** START OF Raw data **

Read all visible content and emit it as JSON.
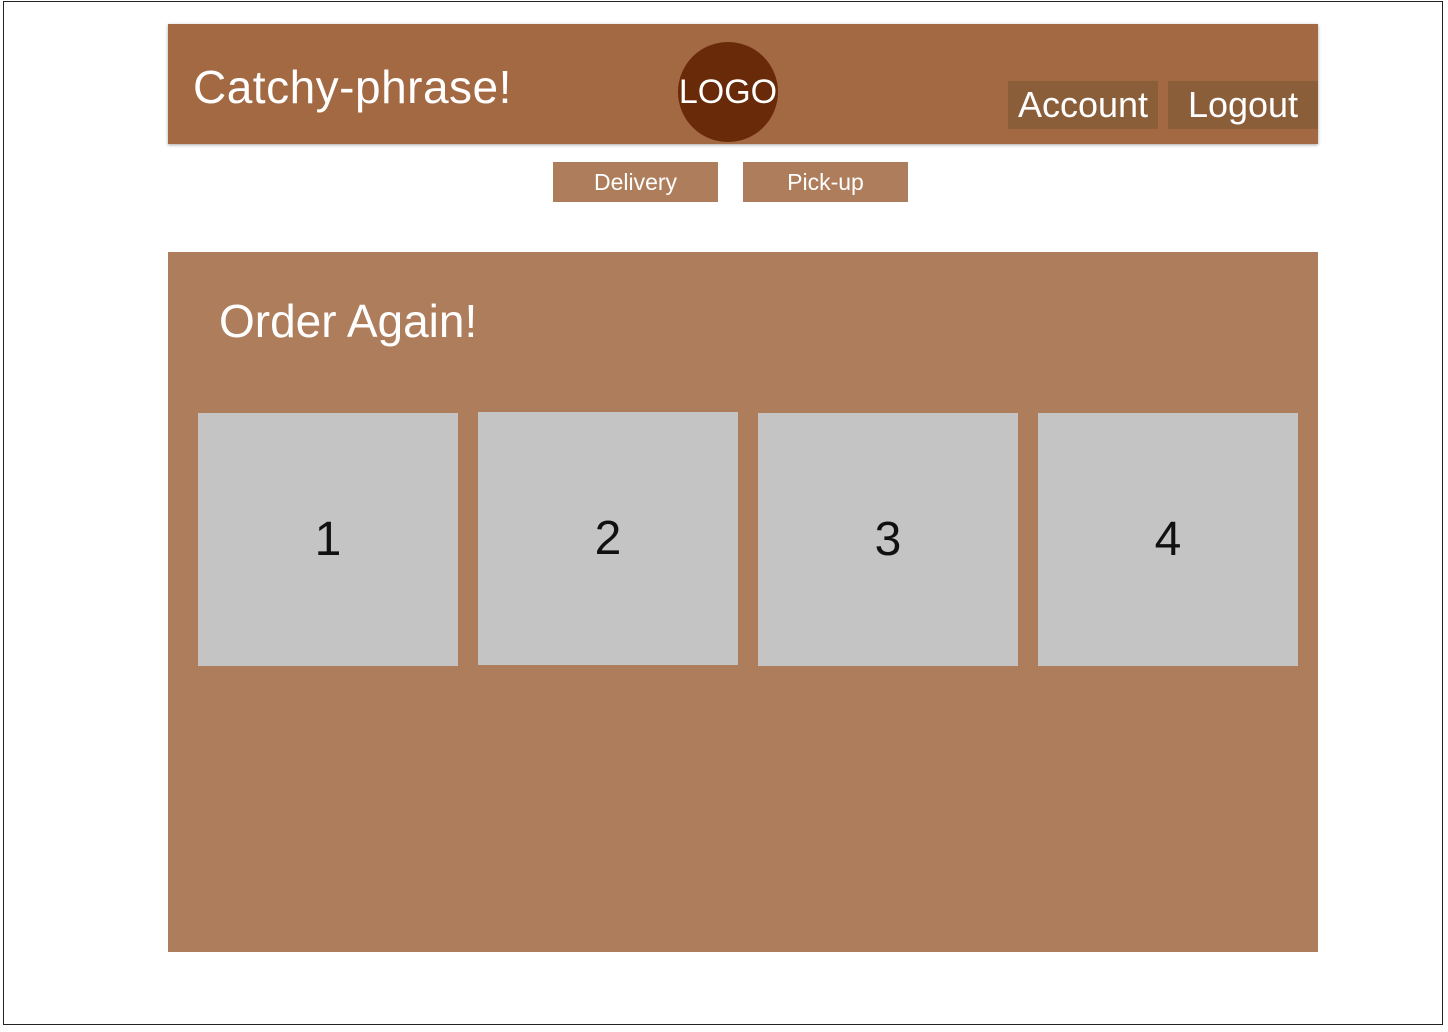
{
  "header": {
    "tagline": "Catchy-phrase!",
    "logo_text": "LOGO",
    "account_label": "Account",
    "logout_label": "Logout"
  },
  "order_modes": {
    "delivery_label": "Delivery",
    "pickup_label": "Pick-up"
  },
  "order_again": {
    "title": "Order Again!",
    "items": [
      {
        "label": "1"
      },
      {
        "label": "2"
      },
      {
        "label": "3"
      },
      {
        "label": "4"
      }
    ]
  },
  "colors": {
    "header_bg": "#a36942",
    "logo_bg": "#682a08",
    "nav_button_bg": "#8b5e3a",
    "panel_bg": "#ae7d5b",
    "tile_bg": "#c4c4c4"
  }
}
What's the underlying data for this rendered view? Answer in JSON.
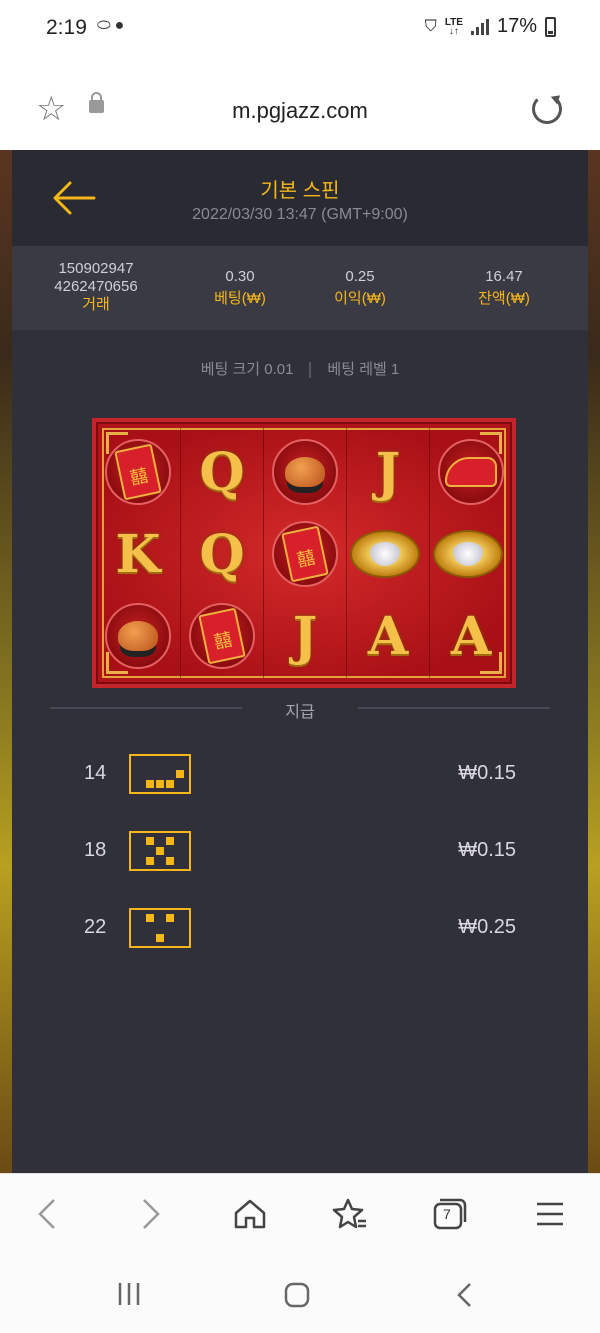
{
  "status_bar": {
    "time": "2:19",
    "notification_icons": [
      "pill-icon",
      "chat-bubble-icon"
    ],
    "network": "LTE",
    "battery": "17%"
  },
  "browser": {
    "url": "m.pgjazz.com",
    "tab_count": "7"
  },
  "game": {
    "title": "기본 스핀",
    "datetime": "2022/03/30 13:47 (GMT+9:00)",
    "accent_color": "#f5b619",
    "stats": {
      "transaction_id_line1": "150902947",
      "transaction_id_line2": "4262470656",
      "transaction_label": "거래",
      "bet_value": "0.30",
      "bet_label": "베팅(₩)",
      "profit_value": "0.25",
      "profit_label": "이익(₩)",
      "balance_value": "16.47",
      "balance_label": "잔액(₩)"
    },
    "bet_size_text": "베팅 크기 0.01",
    "bet_level_text": "베팅 레벨 1",
    "reels": [
      [
        "red-envelope",
        "Q",
        "mooncake",
        "J",
        "red-shoe"
      ],
      [
        "K",
        "Q",
        "red-envelope",
        "gold-ring",
        "gold-ring"
      ],
      [
        "mooncake",
        "red-envelopes",
        "J",
        "A",
        "A"
      ]
    ],
    "payout_title": "지급",
    "payouts": [
      {
        "line": "14",
        "amount": "₩0.15",
        "pattern": [
          0,
          0,
          0,
          0,
          0,
          0,
          0,
          0,
          0,
          1,
          0,
          1,
          1,
          1,
          0
        ]
      },
      {
        "line": "18",
        "amount": "₩0.15",
        "pattern": [
          0,
          1,
          0,
          1,
          0,
          0,
          0,
          1,
          0,
          0,
          0,
          1,
          0,
          1,
          0
        ]
      },
      {
        "line": "22",
        "amount": "₩0.25",
        "pattern": [
          0,
          1,
          0,
          1,
          0,
          0,
          0,
          0,
          0,
          0,
          0,
          0,
          1,
          0,
          0
        ]
      }
    ]
  }
}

** END OF Raw data **

▶ _Problem requirements_
Drop the pictures, then write out only the lines running from the one containing "What's the underlying" through the last line above, both included, exactly.

▶ _Finished answer_
What's the underlying data for this rendered view? Answer in JSON.
{
  "status_bar": {
    "time": "2:19",
    "notification_icons": [
      "pill-icon",
      "chat-bubble-icon"
    ],
    "network": "LTE",
    "battery": "17%"
  },
  "browser": {
    "url": "m.pgjazz.com",
    "tab_count": "7"
  },
  "game": {
    "title": "기본 스핀",
    "datetime": "2022/03/30 13:47 (GMT+9:00)",
    "accent_color": "#f5b619",
    "stats": {
      "transaction_id_line1": "150902947",
      "transaction_id_line2": "4262470656",
      "transaction_label": "거래",
      "bet_value": "0.30",
      "bet_label": "베팅(₩)",
      "profit_value": "0.25",
      "profit_label": "이익(₩)",
      "balance_value": "16.47",
      "balance_label": "잔액(₩)"
    },
    "bet_size_text": "베팅 크기 0.01",
    "bet_level_text": "베팅 레벨 1",
    "reels": [
      [
        "red-envelope",
        "Q",
        "mooncake",
        "J",
        "red-shoe"
      ],
      [
        "K",
        "Q",
        "red-envelope",
        "gold-ring",
        "gold-ring"
      ],
      [
        "mooncake",
        "red-envelopes",
        "J",
        "A",
        "A"
      ]
    ],
    "payout_title": "지급",
    "payouts": [
      {
        "line": "14",
        "amount": "₩0.15",
        "pattern": [
          0,
          0,
          0,
          0,
          0,
          0,
          0,
          0,
          0,
          1,
          0,
          1,
          1,
          1,
          0
        ]
      },
      {
        "line": "18",
        "amount": "₩0.15",
        "pattern": [
          0,
          1,
          0,
          1,
          0,
          0,
          0,
          1,
          0,
          0,
          0,
          1,
          0,
          1,
          0
        ]
      },
      {
        "line": "22",
        "amount": "₩0.25",
        "pattern": [
          0,
          1,
          0,
          1,
          0,
          0,
          0,
          0,
          0,
          0,
          0,
          0,
          1,
          0,
          0
        ]
      }
    ]
  }
}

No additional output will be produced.